TASK GOAL: Identify every line in the records below that contains the word "денежной", and copy each of those lines.

DATA SHOWN:
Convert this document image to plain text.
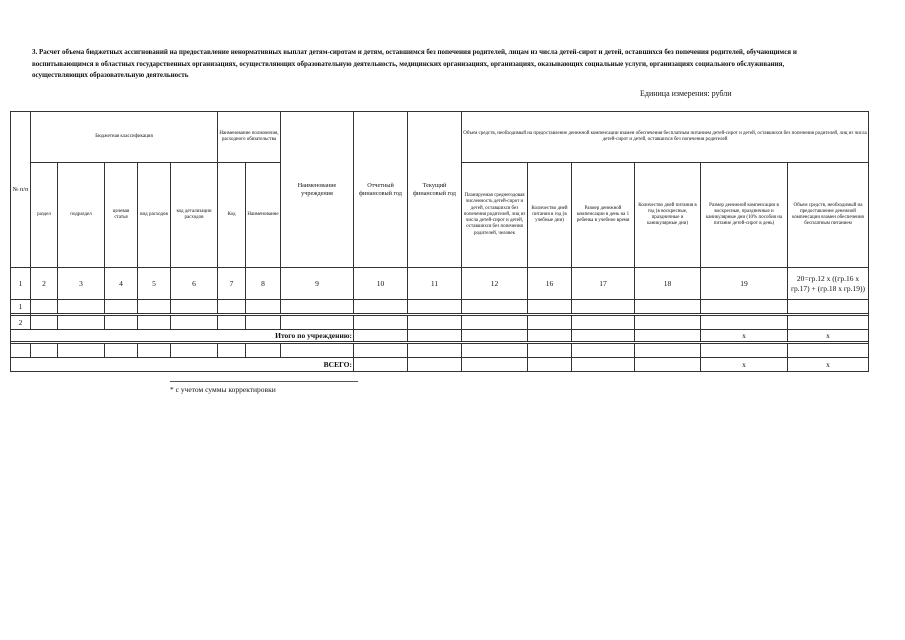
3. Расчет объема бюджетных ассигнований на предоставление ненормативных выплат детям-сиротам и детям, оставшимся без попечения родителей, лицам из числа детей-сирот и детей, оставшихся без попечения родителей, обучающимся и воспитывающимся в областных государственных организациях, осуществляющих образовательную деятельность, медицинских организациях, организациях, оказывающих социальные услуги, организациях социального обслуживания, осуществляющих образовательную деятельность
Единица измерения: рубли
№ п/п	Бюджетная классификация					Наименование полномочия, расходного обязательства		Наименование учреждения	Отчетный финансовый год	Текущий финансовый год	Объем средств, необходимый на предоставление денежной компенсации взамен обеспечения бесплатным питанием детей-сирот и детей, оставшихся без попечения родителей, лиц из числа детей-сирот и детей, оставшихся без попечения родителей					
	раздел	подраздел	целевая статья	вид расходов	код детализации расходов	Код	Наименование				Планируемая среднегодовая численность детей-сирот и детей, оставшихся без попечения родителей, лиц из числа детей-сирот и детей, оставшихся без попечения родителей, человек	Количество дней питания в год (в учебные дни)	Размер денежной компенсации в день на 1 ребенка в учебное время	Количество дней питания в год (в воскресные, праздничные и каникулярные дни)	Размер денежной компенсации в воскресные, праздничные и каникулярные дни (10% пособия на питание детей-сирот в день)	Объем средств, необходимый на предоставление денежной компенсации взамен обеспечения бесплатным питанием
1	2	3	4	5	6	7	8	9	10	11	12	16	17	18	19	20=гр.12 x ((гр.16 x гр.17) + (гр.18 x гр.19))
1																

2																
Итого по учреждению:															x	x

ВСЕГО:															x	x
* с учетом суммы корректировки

* * *

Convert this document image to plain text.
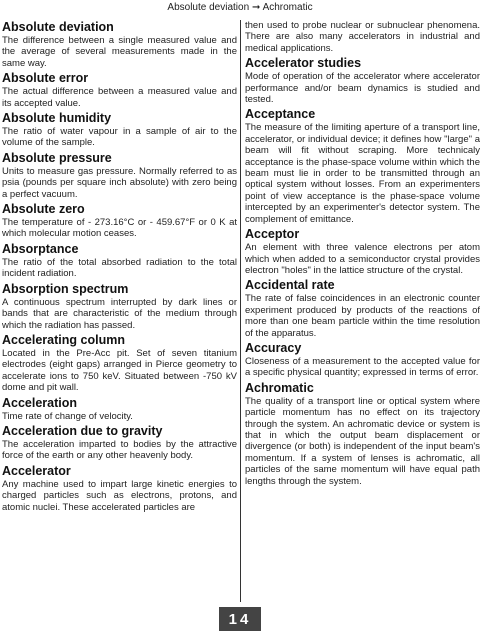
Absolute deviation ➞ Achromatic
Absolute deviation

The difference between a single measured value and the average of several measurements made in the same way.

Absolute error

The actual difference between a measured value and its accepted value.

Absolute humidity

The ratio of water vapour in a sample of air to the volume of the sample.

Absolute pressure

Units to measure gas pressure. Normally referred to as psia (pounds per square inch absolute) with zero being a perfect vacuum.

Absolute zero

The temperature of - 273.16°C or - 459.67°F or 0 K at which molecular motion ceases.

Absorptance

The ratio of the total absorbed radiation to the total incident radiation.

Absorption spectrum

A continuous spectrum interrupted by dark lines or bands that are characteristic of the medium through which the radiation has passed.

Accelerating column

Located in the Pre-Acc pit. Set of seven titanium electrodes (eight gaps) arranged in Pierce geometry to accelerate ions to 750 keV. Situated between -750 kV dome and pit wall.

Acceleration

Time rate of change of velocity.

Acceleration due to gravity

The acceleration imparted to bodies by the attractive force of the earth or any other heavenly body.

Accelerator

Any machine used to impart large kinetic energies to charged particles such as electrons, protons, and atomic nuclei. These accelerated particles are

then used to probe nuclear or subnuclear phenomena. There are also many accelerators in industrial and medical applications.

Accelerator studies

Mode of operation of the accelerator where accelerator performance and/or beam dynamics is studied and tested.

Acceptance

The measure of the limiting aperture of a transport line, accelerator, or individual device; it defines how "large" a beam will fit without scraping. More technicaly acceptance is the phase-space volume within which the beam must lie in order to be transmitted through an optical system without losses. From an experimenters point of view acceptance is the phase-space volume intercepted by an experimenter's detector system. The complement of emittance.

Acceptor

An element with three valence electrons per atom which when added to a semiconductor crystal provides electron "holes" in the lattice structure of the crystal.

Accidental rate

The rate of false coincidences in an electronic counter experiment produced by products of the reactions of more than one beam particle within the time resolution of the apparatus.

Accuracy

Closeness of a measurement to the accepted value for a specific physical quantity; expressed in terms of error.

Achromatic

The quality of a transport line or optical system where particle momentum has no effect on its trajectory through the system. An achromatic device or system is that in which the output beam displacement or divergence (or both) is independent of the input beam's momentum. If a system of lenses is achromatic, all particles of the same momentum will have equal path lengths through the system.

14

--

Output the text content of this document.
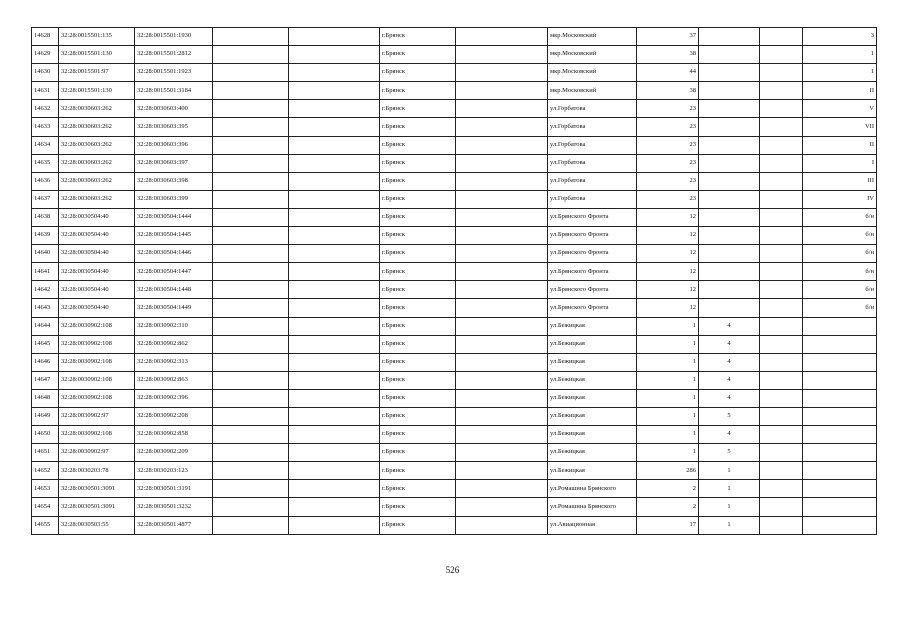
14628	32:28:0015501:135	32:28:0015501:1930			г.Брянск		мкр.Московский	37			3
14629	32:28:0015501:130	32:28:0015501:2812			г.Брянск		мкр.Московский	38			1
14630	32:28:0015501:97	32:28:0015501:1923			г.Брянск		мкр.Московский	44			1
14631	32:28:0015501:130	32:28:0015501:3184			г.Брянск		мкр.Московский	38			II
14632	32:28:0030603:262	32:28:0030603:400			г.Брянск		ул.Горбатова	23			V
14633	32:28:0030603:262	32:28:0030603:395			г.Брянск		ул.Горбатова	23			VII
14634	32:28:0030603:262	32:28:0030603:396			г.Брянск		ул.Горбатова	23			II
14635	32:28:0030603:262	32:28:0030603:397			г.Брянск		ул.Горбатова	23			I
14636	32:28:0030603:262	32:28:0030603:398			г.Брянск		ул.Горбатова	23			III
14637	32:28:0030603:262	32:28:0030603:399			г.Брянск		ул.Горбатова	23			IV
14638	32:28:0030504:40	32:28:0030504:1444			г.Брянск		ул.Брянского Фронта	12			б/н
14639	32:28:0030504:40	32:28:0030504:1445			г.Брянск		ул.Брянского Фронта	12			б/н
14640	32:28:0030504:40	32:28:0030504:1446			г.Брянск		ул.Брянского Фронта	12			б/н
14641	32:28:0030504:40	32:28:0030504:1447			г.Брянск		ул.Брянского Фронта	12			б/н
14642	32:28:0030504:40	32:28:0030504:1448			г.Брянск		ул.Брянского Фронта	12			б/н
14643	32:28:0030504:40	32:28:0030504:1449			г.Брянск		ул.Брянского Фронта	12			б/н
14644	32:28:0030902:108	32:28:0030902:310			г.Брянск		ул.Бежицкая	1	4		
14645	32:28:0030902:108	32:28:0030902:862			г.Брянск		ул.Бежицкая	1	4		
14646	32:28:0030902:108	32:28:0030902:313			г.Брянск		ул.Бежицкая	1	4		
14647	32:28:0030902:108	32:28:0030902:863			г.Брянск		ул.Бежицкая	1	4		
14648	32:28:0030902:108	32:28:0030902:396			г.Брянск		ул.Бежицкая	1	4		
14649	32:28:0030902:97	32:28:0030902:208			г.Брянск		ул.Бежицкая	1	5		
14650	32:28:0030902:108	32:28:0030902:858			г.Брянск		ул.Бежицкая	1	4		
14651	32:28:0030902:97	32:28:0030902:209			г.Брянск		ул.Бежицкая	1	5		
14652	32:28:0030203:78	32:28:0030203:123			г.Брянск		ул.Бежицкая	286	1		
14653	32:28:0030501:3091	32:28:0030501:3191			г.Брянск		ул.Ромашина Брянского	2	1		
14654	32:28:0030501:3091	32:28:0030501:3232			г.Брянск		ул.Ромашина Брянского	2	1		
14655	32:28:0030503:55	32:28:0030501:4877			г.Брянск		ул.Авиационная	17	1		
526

RESPONSE:
№ п/п	Бюджетная классификация					Наименование полномочия, расходного обязательства		Наименование учреждения	Отчетный финансовый год	Текущий финансовый год	Объем средств, необходимый на предоставление денежной компенсации взамен обеспечения бесплатным питанием детей-сирот и детей, оставшихся без попечения родителей, лиц из числа детей-сирот и детей, оставшихся без попечения родителей					
	раздел	подраздел	целевая статья	вид расходов	код детализации расходов	Код	Наименование				Планируемая среднегодовая численность детей-сирот и детей, оставшихся без попечения родителей, лиц из числа детей-сирот и детей, оставшихся без попечения родителей, человек	Количество дней питания в год (в учебные дни)	Размер денежной компенсации в день на 1 ребенка в учебное время	Количество дней питания в год (в воскресные, праздничные и каникулярные дни)	Размер денежной компенсации в воскресные, праздничные и каникулярные дни (10% пособия на питание детей-сирот в день)	Объем средств, необходимый на предоставление денежной компенсации взамен обеспечения бесплатным питанием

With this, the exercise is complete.